BEGIN MATERIALS PROVIDED

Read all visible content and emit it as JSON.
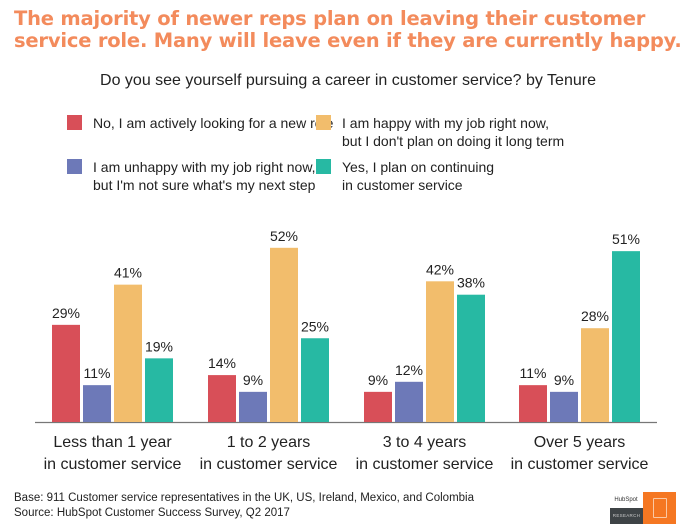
{
  "headline": "The majority of newer reps plan on leaving their customer service role. Many will leave even if they are currently happy.",
  "footer": {
    "base": "Base: 911 Customer service representatives in the UK, US, Ireland, Mexico, and Colombia",
    "source": "Source: HubSpot Customer Success Survey, Q2 2017",
    "logo_brand": "HubSpot",
    "logo_label": "RESEARCH"
  },
  "chart_data": {
    "type": "bar",
    "title": "Do you see yourself pursuing a career in customer service? by Tenure",
    "xlabel": "",
    "ylabel": "",
    "ylim": [
      0,
      60
    ],
    "grid": false,
    "legend_position": "top",
    "categories": [
      "Less than 1 year\nin customer service",
      "1 to 2 years\nin customer service",
      "3 to 4 years\nin customer service",
      "Over 5 years\nin customer service"
    ],
    "series": [
      {
        "name": "No, I am actively looking for a new role",
        "color": "#d84f58",
        "values": [
          29,
          14,
          9,
          11
        ],
        "labels": [
          "29%",
          "14%",
          "9%",
          "11%"
        ]
      },
      {
        "name": "I am unhappy with my job right now,\nbut I'm not sure what's my next step",
        "color": "#6d79b8",
        "values": [
          11,
          9,
          12,
          9
        ],
        "labels": [
          "11%",
          "9%",
          "12%",
          "9%"
        ]
      },
      {
        "name": "I am happy with my job right now,\nbut I don't plan on doing it long term",
        "color": "#f2bd6c",
        "values": [
          41,
          52,
          42,
          28
        ],
        "labels": [
          "41%",
          "52%",
          "42%",
          "28%"
        ]
      },
      {
        "name": "Yes, I plan on continuing\nin customer service",
        "color": "#27b9a3",
        "values": [
          19,
          25,
          38,
          51
        ],
        "labels": [
          "19%",
          "25%",
          "38%",
          "51%"
        ]
      }
    ]
  }
}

END MATERIALS PROVIDED

* THE TASK
Every entry above needs to be retyped exactly; drop the pictures.

* COMPLETED EXERCISE
Read all visible content and emit it as JSON.
{
  "headline": "The majority of newer reps plan on leaving their customer service role. Many will leave even if they are currently happy.",
  "footer": {
    "base": "Base: 911 Customer service representatives in the UK, US, Ireland, Mexico, and Colombia",
    "source": "Source: HubSpot Customer Success Survey, Q2 2017",
    "logo_brand": "HubSpot",
    "logo_label": "RESEARCH"
  },
  "chart_data": {
    "type": "bar",
    "title": "Do you see yourself pursuing a career in customer service? by Tenure",
    "xlabel": "",
    "ylabel": "",
    "ylim": [
      0,
      60
    ],
    "grid": false,
    "legend_position": "top",
    "categories": [
      "Less than 1 year\nin customer service",
      "1 to 2 years\nin customer service",
      "3 to 4 years\nin customer service",
      "Over 5 years\nin customer service"
    ],
    "series": [
      {
        "name": "No, I am actively looking for a new role",
        "color": "#d84f58",
        "values": [
          29,
          14,
          9,
          11
        ],
        "labels": [
          "29%",
          "14%",
          "9%",
          "11%"
        ]
      },
      {
        "name": "I am unhappy with my job right now,\nbut I'm not sure what's my next step",
        "color": "#6d79b8",
        "values": [
          11,
          9,
          12,
          9
        ],
        "labels": [
          "11%",
          "9%",
          "12%",
          "9%"
        ]
      },
      {
        "name": "I am happy with my job right now,\nbut I don't plan on doing it long term",
        "color": "#f2bd6c",
        "values": [
          41,
          52,
          42,
          28
        ],
        "labels": [
          "41%",
          "52%",
          "42%",
          "28%"
        ]
      },
      {
        "name": "Yes, I plan on continuing\nin customer service",
        "color": "#27b9a3",
        "values": [
          19,
          25,
          38,
          51
        ],
        "labels": [
          "19%",
          "25%",
          "38%",
          "51%"
        ]
      }
    ]
  }
}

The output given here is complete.